- What you will do: Identify, in the records below, every line where the string "name" appears, and copy each such line.

- The input:
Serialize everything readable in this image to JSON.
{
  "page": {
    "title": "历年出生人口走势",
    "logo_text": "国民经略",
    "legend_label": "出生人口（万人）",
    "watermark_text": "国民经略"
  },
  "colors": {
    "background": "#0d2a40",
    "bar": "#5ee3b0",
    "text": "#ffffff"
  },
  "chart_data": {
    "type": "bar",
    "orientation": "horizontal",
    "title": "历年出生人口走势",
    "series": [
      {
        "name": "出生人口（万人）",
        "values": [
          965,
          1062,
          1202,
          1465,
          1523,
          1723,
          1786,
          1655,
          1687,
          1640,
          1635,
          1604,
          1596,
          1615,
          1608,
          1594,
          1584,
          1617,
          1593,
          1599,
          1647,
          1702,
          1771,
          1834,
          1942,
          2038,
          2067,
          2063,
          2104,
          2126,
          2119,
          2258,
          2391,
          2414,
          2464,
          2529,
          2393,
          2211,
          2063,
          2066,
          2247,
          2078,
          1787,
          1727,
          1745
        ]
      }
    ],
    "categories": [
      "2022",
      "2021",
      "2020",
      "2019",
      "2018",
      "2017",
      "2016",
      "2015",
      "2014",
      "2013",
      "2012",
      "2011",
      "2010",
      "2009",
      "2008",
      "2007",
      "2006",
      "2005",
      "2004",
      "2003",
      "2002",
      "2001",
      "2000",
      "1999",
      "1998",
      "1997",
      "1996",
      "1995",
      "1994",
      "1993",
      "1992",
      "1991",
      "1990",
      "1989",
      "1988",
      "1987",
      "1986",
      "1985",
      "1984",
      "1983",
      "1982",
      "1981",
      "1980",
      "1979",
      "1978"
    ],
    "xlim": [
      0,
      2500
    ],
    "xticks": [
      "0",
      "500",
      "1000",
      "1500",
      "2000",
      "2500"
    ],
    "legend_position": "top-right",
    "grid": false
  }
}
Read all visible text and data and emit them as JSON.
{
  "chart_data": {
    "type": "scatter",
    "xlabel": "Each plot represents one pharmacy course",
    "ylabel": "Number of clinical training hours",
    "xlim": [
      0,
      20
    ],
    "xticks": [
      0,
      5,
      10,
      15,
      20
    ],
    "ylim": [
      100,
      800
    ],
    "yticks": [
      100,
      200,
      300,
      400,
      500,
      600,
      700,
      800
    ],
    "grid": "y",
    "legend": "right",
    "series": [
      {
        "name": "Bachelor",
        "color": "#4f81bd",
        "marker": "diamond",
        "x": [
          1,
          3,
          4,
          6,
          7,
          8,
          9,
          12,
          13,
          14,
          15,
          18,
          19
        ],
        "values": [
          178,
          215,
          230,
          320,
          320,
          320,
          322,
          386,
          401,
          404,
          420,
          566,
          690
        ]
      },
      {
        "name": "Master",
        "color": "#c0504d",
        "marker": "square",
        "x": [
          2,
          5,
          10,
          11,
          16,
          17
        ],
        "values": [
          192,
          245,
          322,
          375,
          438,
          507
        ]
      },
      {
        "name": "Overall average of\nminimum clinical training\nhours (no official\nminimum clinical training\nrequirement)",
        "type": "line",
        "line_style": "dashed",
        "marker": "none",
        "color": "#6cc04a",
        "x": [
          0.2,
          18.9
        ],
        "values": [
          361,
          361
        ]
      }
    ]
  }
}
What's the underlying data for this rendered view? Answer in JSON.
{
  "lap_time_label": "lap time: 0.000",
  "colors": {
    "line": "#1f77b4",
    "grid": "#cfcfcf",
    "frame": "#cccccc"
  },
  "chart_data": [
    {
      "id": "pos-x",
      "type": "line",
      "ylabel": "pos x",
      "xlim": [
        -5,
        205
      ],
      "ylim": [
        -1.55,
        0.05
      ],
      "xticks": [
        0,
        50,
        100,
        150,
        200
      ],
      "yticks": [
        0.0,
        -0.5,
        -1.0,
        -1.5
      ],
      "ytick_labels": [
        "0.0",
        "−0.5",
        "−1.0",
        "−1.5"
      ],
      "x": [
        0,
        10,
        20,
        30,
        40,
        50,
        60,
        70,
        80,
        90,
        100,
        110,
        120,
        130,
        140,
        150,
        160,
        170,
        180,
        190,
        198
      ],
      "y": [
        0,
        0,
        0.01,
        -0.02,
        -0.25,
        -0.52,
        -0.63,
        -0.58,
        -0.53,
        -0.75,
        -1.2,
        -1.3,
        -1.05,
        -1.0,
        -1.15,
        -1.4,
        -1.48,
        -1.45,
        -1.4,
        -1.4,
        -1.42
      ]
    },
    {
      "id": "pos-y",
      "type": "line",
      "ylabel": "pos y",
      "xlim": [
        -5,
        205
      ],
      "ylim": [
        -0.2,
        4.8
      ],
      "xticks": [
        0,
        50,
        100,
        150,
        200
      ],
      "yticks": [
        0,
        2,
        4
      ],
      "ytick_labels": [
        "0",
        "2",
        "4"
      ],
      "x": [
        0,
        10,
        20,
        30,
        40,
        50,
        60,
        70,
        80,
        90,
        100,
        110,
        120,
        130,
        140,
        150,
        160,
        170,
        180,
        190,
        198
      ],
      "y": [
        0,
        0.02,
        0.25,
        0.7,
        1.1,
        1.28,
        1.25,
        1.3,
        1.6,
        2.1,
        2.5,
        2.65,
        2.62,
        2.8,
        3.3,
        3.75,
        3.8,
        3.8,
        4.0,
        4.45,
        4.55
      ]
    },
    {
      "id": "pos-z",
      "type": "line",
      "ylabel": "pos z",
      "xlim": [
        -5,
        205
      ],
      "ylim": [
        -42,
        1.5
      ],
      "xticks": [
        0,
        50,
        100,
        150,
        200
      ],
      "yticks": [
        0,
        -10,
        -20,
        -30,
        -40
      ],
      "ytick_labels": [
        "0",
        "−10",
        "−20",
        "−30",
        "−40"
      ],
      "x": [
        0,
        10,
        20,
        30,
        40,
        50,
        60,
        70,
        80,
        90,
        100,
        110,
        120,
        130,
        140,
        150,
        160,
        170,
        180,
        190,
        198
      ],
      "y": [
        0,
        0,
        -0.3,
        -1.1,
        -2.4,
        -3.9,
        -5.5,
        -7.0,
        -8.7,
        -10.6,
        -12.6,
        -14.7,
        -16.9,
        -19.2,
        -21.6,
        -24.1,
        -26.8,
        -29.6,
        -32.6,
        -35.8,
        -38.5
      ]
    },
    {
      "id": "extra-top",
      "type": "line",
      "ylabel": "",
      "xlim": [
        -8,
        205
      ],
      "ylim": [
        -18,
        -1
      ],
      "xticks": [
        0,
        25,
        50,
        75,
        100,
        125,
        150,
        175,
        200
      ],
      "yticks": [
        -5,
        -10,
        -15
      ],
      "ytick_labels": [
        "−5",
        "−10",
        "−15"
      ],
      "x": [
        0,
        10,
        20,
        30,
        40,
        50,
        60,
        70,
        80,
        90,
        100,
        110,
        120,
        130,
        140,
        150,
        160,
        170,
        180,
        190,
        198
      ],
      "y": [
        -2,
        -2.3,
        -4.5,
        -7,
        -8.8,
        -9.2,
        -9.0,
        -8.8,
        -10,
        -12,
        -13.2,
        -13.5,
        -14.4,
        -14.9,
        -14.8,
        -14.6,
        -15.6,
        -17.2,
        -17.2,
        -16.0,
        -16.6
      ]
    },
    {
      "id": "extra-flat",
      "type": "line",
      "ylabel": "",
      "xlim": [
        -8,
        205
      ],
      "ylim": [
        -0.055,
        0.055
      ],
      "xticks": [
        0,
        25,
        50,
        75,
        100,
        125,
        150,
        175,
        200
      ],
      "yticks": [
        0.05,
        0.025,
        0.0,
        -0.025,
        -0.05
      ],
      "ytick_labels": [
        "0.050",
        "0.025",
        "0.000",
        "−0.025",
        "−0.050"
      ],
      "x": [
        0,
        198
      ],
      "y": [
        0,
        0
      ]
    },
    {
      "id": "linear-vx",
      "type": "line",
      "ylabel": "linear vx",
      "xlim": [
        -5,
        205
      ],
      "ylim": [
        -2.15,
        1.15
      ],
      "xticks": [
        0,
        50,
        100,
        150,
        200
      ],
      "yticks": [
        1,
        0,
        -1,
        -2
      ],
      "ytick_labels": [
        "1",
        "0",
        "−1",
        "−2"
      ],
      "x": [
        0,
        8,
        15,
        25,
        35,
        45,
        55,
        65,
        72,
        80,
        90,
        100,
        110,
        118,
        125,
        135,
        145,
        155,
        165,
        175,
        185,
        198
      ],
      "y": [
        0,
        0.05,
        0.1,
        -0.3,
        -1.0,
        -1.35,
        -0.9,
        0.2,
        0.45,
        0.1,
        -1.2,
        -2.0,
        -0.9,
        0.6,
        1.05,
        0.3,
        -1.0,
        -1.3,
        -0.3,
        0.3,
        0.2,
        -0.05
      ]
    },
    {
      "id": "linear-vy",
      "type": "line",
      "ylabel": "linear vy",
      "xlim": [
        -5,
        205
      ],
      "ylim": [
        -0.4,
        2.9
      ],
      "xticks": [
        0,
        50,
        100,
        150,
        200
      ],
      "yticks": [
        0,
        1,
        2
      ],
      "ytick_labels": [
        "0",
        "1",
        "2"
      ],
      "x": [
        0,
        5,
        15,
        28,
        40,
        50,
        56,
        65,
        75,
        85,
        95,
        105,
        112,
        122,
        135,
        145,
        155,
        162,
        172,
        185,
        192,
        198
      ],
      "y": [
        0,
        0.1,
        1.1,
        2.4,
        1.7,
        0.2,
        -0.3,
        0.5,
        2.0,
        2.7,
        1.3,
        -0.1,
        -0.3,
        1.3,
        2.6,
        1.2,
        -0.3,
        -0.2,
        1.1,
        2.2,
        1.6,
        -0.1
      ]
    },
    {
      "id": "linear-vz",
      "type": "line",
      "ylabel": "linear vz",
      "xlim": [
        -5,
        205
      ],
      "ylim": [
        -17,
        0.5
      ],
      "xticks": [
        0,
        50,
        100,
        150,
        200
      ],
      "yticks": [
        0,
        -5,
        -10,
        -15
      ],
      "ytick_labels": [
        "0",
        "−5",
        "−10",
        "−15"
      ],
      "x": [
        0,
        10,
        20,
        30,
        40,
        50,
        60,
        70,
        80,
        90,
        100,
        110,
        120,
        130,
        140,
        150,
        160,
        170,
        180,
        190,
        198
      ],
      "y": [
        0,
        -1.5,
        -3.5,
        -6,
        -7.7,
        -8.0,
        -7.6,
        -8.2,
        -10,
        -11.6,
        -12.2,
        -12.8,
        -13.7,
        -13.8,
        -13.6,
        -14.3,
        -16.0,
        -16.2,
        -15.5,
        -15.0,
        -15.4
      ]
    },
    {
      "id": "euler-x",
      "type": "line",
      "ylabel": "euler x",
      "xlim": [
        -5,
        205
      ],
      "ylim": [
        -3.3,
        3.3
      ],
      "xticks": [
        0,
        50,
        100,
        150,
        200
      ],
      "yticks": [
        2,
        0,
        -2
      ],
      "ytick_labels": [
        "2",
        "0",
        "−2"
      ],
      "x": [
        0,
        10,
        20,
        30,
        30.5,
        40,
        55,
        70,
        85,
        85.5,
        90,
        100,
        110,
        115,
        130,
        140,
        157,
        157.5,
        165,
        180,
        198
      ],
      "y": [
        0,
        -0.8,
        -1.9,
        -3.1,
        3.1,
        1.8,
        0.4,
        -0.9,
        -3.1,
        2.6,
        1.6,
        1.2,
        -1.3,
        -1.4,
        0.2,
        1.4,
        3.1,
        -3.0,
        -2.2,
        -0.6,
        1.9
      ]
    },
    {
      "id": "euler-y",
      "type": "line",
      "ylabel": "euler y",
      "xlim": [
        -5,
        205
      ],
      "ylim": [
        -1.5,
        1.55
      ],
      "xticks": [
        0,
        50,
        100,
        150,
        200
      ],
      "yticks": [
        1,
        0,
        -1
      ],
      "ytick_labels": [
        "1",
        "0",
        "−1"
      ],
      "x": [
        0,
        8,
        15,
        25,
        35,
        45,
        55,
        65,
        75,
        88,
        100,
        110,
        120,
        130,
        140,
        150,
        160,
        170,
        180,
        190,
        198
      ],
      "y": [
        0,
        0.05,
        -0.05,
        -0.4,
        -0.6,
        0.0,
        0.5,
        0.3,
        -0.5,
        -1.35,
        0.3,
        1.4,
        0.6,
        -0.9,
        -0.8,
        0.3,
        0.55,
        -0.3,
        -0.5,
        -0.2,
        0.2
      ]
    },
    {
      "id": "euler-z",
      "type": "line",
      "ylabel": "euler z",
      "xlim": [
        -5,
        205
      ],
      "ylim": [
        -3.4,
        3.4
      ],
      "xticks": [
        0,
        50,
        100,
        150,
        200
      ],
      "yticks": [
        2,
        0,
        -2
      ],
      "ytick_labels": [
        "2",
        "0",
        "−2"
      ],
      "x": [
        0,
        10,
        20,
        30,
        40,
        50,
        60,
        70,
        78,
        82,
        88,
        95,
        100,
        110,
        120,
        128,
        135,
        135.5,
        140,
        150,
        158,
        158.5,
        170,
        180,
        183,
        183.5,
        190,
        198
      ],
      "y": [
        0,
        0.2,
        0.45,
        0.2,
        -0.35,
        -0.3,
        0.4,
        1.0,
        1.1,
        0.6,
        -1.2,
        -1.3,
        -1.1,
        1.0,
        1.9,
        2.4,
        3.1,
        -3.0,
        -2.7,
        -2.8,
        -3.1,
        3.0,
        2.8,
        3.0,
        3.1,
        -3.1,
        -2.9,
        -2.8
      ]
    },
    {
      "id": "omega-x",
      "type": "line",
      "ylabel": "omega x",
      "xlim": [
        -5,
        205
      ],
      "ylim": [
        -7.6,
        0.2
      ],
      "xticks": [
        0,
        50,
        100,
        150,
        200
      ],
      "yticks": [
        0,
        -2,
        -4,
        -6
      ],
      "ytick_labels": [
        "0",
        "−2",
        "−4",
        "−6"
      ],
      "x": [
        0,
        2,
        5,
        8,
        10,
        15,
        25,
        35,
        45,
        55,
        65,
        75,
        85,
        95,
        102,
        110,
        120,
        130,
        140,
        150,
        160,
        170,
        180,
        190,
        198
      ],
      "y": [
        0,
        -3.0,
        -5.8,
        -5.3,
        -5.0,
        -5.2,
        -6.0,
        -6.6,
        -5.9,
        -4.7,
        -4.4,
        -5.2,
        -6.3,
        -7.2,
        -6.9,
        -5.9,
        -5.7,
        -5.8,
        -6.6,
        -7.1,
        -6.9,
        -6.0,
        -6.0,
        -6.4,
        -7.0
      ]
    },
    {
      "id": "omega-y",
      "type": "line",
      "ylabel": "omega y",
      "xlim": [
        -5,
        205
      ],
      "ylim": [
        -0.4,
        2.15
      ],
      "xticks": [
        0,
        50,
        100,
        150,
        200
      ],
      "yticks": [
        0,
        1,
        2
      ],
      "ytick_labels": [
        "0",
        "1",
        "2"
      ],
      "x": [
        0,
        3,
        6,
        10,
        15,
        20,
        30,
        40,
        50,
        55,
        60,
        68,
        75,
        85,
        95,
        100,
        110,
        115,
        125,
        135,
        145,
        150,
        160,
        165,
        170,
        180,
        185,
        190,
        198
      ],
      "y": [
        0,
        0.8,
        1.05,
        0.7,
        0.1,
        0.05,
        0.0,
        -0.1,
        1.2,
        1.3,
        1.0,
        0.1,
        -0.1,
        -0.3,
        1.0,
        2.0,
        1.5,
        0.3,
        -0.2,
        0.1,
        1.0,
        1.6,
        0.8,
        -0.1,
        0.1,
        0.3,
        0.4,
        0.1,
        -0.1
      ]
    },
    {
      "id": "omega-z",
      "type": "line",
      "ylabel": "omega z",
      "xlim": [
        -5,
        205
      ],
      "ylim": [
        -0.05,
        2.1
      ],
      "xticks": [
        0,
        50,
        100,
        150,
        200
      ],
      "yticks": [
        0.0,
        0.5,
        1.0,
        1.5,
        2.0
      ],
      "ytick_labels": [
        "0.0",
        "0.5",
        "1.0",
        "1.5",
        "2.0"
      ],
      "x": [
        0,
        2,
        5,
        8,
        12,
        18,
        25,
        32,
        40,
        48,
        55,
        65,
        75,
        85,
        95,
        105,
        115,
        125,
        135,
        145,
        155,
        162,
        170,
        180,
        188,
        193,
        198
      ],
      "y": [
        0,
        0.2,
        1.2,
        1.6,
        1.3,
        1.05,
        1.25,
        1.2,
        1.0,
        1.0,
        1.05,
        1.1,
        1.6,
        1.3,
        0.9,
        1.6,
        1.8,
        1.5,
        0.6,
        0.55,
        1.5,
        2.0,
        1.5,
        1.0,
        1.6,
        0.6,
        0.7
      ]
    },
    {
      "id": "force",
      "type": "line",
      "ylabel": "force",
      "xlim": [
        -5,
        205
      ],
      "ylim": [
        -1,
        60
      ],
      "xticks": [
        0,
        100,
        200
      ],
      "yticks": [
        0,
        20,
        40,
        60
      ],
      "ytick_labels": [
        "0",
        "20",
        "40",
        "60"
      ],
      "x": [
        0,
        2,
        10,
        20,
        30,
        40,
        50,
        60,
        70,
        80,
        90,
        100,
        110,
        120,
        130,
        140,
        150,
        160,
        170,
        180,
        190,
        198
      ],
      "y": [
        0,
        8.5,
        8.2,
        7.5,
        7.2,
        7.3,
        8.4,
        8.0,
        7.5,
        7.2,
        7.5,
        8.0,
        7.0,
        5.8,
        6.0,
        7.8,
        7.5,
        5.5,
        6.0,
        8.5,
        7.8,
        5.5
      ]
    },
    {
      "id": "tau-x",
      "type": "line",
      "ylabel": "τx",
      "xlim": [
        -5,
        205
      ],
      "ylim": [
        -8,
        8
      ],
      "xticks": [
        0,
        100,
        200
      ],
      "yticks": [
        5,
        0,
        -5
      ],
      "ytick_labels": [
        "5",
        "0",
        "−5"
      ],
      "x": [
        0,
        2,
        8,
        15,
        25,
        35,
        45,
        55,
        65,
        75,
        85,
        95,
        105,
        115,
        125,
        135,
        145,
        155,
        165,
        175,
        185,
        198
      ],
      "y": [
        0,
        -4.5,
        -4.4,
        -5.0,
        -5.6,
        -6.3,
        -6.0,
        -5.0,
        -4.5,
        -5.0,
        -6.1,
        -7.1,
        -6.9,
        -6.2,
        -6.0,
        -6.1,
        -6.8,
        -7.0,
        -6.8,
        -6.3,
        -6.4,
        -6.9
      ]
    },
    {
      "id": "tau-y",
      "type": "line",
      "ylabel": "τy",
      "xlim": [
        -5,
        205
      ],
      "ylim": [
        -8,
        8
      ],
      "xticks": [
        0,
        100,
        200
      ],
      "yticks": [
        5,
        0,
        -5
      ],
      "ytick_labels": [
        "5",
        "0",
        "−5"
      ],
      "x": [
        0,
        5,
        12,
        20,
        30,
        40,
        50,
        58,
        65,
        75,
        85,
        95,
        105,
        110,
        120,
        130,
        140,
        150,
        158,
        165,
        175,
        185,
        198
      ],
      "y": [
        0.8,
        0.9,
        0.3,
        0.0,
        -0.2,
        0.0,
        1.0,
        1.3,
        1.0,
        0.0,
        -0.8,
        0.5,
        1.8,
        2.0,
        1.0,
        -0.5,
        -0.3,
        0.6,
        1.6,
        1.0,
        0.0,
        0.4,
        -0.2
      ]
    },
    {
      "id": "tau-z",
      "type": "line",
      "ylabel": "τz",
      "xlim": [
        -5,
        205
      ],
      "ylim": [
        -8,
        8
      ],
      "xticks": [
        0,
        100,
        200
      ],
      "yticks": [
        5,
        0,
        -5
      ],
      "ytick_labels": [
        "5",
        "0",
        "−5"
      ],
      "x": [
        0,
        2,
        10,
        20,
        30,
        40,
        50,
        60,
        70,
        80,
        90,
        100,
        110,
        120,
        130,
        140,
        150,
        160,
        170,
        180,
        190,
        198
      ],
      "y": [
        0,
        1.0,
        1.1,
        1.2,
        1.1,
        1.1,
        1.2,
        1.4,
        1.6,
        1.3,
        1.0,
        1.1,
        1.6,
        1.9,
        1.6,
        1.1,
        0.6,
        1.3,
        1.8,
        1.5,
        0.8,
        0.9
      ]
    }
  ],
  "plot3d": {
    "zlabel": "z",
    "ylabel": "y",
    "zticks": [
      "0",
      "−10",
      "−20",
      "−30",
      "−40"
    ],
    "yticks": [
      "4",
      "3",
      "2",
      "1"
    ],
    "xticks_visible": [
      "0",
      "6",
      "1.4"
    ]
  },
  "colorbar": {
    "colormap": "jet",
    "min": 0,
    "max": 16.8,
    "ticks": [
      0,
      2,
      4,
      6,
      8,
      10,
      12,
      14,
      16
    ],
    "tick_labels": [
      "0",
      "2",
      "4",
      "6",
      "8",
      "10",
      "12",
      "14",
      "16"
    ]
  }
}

- Final result:
        "name": "出生人口（万人）",
        "name": "Bachelor",
        "name": "Master",
        "name": "Overall average of\nminimum clinical training\nhours (no official\nminimum clinical training\nrequirement)",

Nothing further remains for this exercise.